■ **Exercise prompt**: Show each line of the data below that has the string "pandemic" in it.

___ Data shown

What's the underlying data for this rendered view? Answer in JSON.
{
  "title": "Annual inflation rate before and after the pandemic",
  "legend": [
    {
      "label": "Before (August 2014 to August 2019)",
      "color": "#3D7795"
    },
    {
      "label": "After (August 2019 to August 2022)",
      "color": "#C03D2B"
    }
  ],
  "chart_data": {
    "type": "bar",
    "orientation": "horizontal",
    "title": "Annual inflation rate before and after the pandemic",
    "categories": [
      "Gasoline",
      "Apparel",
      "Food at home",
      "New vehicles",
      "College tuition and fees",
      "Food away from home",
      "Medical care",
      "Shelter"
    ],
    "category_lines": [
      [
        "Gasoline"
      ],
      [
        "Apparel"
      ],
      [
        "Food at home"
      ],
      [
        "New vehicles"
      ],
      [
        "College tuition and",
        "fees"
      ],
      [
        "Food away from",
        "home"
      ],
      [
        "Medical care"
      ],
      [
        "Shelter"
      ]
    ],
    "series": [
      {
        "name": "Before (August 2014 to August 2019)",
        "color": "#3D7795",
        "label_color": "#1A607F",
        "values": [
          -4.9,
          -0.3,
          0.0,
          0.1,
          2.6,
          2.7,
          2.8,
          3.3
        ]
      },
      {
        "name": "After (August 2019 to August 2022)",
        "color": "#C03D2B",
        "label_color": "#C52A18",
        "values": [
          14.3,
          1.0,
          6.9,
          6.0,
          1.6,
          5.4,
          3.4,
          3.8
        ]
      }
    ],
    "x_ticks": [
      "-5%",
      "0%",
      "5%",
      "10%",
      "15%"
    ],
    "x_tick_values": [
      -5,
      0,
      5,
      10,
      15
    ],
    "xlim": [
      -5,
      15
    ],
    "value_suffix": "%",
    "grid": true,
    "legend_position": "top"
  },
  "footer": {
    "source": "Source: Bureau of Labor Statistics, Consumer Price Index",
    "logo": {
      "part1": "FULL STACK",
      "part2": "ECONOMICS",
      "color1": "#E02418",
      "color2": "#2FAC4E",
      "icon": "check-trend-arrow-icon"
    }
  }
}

______

■ **Exercise answer**:
  "title": "Annual inflation rate before and after the pandemic",
    "title": "Annual inflation rate before and after the pandemic",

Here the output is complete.